#### [WHAT THIS TASK INVOLVES]
Locate the string "CORTES" in the listing below. Copy every line where it is found.

#### [RECORDS PROVIDED]

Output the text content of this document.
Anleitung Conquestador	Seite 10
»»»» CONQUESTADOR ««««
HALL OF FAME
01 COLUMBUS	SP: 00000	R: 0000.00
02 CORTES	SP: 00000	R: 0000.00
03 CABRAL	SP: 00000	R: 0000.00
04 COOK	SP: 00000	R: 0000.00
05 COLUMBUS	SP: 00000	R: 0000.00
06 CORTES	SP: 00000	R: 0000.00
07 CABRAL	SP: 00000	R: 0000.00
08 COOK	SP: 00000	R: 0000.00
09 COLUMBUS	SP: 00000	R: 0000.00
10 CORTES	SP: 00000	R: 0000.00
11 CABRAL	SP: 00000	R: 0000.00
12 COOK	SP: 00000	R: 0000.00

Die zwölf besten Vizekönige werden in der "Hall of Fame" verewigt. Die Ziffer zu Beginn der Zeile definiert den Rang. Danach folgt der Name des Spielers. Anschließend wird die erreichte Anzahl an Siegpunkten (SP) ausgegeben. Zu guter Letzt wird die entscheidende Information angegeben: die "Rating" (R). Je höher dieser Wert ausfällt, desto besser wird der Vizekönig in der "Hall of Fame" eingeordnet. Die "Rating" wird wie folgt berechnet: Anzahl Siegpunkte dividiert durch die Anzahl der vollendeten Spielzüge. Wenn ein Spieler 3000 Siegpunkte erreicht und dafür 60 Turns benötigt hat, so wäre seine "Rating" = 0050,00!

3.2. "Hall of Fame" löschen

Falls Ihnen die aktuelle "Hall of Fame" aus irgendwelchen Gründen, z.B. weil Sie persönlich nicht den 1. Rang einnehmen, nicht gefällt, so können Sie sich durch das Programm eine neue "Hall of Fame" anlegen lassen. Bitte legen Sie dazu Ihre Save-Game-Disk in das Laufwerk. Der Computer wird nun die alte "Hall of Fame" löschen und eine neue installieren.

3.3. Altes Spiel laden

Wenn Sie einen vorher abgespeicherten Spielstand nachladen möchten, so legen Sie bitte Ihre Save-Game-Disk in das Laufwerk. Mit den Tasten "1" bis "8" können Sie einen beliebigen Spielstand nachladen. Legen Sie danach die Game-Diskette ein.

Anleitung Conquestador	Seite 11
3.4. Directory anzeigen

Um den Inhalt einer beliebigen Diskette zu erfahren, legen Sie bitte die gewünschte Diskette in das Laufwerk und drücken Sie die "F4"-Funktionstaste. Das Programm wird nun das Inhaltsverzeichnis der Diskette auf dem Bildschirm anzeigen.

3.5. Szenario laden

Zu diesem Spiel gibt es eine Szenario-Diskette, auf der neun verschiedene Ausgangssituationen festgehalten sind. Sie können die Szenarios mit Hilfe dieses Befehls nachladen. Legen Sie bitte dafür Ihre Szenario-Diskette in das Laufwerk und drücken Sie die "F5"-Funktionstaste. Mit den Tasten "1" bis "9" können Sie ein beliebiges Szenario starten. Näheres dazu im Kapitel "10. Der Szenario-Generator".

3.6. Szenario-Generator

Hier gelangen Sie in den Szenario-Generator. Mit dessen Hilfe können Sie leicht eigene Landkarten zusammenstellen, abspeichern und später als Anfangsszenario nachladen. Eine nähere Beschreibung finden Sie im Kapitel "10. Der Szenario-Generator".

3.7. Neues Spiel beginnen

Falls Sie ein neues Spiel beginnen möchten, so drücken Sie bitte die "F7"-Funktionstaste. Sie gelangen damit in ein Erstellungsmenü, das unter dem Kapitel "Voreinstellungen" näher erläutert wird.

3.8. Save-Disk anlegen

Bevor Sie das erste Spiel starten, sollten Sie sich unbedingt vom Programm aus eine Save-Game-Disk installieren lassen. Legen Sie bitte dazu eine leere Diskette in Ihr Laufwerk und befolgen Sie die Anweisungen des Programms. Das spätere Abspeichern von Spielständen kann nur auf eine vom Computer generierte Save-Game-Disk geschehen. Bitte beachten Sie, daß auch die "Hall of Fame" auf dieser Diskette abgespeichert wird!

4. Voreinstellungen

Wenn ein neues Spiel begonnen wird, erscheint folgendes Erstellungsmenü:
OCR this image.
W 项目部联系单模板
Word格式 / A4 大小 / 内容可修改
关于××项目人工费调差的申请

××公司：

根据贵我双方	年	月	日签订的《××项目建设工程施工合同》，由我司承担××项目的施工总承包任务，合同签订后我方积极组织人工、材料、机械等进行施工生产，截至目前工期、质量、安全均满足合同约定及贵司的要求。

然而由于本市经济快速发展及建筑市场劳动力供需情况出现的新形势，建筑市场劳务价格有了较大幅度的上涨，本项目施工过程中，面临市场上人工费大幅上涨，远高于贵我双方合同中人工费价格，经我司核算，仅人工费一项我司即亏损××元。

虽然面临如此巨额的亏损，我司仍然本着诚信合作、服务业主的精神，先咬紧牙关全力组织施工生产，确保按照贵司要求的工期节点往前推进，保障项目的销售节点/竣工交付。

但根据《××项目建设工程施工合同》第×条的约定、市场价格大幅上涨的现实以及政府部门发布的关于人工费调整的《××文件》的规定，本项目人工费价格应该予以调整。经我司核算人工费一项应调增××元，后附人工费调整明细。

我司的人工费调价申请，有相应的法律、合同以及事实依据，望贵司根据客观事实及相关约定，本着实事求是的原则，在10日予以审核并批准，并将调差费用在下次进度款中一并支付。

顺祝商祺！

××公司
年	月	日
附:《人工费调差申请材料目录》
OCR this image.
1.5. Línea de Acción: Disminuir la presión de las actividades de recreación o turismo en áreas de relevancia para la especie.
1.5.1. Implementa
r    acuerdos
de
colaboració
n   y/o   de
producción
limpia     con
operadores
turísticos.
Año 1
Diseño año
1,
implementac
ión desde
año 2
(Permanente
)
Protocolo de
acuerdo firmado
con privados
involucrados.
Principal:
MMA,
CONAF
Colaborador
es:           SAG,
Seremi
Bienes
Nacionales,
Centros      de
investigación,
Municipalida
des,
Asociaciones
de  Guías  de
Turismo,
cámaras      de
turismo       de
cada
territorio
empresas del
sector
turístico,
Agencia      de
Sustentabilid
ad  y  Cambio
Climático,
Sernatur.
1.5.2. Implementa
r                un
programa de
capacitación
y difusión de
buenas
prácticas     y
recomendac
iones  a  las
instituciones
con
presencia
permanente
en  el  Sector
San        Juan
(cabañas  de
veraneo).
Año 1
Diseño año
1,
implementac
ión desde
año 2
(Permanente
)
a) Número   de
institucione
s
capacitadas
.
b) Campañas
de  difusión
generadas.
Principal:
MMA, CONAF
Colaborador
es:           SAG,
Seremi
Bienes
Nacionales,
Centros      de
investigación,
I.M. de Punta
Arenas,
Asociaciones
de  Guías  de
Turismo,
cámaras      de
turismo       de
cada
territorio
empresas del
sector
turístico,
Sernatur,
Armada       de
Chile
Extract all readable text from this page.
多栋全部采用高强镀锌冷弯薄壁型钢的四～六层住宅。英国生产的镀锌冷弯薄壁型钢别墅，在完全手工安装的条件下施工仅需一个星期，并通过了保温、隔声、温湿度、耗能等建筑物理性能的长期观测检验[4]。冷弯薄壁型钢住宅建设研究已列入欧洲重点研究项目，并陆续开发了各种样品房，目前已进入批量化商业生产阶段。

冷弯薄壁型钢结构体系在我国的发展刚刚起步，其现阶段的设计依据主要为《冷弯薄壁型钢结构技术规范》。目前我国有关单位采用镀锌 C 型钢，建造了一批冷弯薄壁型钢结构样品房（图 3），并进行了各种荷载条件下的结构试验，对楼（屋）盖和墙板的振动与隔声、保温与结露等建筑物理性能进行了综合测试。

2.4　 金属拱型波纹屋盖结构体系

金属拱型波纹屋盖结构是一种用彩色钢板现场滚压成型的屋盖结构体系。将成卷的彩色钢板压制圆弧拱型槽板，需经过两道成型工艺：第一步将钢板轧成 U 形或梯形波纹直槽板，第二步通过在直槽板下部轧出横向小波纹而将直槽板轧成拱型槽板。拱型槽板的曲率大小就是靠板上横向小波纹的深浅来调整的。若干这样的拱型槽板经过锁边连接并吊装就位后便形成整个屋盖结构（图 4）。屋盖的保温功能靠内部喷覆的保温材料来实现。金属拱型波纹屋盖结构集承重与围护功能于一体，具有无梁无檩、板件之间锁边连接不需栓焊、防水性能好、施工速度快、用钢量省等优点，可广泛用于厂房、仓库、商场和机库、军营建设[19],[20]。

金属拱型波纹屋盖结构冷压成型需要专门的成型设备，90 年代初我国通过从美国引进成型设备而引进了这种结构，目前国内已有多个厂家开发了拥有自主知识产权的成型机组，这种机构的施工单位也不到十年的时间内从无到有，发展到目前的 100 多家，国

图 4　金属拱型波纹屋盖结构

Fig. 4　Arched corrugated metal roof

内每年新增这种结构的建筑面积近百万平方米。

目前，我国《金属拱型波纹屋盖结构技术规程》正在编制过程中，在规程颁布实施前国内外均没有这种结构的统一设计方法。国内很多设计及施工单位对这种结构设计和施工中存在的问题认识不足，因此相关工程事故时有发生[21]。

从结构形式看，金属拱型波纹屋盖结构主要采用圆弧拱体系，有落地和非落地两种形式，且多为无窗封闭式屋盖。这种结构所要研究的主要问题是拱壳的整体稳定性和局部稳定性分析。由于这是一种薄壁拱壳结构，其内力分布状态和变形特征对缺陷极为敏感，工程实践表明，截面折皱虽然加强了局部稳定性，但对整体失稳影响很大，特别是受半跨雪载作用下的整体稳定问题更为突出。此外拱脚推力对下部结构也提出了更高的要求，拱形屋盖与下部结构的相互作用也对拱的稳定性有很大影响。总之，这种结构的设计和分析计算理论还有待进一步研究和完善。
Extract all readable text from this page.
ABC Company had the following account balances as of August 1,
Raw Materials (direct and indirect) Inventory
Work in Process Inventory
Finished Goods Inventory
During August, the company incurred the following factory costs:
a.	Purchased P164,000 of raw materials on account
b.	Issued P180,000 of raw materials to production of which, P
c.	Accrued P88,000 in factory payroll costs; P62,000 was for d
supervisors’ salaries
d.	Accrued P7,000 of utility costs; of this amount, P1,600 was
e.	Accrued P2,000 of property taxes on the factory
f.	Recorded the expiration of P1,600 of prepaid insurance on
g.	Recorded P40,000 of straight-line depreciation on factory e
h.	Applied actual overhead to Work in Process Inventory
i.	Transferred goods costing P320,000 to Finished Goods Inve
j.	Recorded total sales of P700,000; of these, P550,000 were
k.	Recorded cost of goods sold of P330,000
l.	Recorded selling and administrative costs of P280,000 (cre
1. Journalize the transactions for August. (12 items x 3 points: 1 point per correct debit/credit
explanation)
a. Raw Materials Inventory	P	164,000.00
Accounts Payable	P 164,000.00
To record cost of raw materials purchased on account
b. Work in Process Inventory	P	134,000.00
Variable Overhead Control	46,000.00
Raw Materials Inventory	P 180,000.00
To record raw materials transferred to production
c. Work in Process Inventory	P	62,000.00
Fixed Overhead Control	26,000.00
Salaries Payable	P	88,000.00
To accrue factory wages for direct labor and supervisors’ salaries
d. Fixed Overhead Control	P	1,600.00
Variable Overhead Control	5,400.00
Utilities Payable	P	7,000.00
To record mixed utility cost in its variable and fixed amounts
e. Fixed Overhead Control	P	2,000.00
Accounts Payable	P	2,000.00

#### [ANSWER IN FULL]
02 CORTES	SP: 00000	R: 0000.00
06 CORTES	SP: 00000	R: 0000.00
10 CORTES	SP: 00000	R: 0000.00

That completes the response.